— BEGIN —
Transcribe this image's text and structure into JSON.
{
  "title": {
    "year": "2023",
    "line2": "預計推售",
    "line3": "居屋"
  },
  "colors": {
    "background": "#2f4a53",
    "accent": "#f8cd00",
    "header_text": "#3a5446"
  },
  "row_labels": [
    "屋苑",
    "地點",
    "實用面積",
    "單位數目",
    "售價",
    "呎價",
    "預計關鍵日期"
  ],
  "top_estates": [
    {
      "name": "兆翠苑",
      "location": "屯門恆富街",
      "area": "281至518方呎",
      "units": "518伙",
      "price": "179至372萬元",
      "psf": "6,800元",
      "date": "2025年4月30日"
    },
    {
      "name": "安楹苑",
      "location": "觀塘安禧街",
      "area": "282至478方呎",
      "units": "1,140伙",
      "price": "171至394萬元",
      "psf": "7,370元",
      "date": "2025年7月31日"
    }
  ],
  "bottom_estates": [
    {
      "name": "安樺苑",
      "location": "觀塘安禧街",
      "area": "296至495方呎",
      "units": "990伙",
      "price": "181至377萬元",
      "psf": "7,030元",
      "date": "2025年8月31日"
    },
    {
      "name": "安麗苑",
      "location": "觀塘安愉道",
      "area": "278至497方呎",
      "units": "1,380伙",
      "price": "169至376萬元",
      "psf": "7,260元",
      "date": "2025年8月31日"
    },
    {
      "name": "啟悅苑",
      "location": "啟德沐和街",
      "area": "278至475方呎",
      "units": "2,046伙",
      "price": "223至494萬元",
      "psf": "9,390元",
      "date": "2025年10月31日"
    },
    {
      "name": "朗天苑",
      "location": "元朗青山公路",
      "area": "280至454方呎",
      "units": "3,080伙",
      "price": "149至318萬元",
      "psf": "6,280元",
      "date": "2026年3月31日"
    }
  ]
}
— END —
— BEGIN —
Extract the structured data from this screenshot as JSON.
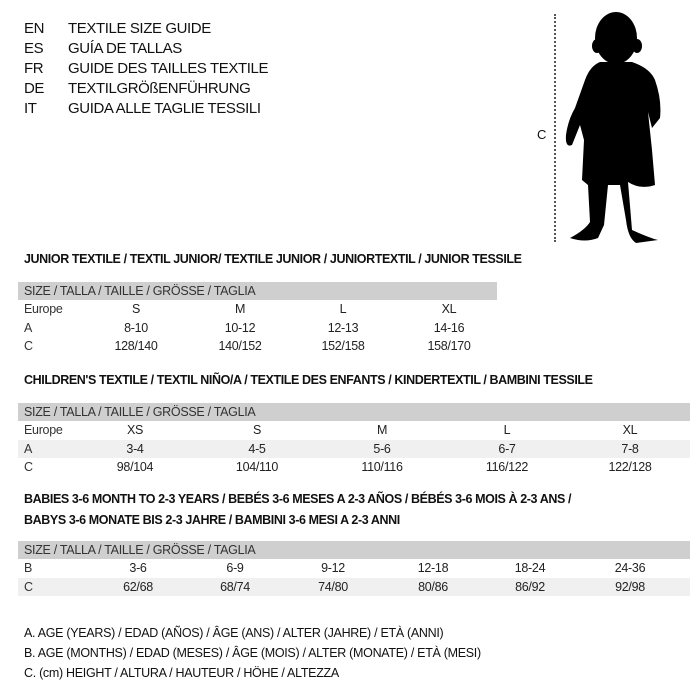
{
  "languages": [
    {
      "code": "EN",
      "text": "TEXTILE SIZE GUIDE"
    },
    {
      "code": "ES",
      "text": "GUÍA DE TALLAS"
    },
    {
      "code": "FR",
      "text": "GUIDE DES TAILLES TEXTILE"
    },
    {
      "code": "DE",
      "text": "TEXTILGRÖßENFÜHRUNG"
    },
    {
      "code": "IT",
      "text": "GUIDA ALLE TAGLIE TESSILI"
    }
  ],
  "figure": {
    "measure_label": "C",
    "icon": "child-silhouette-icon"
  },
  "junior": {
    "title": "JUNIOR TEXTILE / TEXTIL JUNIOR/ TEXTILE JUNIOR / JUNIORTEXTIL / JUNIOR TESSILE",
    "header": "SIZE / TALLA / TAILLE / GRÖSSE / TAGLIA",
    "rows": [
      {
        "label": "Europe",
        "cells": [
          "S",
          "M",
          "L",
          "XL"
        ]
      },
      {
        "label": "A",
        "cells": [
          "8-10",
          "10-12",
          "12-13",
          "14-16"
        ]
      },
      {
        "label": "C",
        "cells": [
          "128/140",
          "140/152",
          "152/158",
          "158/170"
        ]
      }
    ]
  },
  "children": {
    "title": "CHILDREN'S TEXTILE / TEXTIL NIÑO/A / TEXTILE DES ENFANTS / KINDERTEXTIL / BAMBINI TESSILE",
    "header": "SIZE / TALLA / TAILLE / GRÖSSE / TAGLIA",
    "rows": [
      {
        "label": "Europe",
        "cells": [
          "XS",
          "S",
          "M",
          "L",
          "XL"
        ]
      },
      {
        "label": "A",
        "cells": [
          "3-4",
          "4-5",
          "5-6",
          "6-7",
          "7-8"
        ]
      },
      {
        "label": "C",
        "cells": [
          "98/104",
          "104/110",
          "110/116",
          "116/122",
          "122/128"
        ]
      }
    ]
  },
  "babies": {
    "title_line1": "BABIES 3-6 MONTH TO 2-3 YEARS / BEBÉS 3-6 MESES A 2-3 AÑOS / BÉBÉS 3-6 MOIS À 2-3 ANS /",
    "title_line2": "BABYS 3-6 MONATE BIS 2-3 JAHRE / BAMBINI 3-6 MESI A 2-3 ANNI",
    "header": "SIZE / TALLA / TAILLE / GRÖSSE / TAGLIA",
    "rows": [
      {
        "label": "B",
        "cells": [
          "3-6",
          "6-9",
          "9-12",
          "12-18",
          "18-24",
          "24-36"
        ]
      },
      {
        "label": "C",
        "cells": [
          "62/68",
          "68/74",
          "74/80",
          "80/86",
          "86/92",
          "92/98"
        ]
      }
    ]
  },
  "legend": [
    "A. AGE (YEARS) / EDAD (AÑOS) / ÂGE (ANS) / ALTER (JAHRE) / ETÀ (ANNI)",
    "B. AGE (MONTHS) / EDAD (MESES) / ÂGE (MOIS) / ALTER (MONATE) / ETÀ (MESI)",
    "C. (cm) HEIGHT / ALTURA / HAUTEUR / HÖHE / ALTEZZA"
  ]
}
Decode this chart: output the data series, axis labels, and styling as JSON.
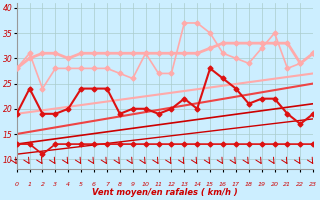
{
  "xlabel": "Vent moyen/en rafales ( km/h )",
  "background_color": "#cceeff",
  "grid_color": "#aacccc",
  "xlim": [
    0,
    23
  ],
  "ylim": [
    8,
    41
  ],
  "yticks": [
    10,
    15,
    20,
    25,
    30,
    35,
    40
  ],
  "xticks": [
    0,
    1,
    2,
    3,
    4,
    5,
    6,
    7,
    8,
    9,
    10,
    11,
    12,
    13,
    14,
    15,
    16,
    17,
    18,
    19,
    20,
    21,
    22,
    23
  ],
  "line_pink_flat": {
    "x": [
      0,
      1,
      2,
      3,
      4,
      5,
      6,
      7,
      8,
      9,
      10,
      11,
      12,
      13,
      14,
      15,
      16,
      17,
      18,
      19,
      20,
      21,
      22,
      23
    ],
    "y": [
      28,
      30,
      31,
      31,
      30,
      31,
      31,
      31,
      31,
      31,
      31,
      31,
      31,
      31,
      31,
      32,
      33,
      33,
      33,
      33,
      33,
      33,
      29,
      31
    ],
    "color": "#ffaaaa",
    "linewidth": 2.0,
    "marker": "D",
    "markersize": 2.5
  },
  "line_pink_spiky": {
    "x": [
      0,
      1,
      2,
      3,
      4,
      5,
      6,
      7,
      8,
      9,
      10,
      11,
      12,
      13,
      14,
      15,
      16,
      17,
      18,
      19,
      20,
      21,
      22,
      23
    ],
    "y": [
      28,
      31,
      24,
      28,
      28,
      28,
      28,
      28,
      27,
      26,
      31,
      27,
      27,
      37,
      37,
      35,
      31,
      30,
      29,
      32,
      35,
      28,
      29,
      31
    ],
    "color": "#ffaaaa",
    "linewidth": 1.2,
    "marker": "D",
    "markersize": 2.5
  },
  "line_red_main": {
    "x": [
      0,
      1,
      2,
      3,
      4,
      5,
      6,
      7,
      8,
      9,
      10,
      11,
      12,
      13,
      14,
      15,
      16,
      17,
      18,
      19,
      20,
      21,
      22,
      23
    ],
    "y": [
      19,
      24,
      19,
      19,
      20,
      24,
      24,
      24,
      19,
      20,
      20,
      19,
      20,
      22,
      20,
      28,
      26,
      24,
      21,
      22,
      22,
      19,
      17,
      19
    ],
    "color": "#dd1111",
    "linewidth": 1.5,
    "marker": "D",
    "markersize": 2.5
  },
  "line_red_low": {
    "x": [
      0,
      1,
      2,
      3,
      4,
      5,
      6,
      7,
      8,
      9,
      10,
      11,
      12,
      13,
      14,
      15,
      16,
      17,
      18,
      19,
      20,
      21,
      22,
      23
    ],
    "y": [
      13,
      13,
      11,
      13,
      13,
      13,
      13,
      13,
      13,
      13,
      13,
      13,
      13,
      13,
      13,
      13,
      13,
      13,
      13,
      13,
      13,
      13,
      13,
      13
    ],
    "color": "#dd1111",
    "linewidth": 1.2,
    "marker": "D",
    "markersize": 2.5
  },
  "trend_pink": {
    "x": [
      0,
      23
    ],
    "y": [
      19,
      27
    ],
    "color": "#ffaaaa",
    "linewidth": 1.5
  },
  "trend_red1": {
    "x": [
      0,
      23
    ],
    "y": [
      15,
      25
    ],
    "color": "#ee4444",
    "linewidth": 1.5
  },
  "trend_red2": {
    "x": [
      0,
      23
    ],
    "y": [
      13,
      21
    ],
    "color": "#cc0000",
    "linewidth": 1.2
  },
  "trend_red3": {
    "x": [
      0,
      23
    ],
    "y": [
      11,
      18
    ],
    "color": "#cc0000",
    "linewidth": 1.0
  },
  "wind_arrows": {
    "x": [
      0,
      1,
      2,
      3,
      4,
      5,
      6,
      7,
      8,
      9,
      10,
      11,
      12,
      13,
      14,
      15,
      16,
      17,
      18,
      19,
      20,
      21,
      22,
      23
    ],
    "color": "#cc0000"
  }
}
— END —
Gather up, from the records above, each line where the word "data" appears.

Extract the structured data from this screenshot as JSON.
Decode this chart: output the data series, axis labels, and styling as JSON.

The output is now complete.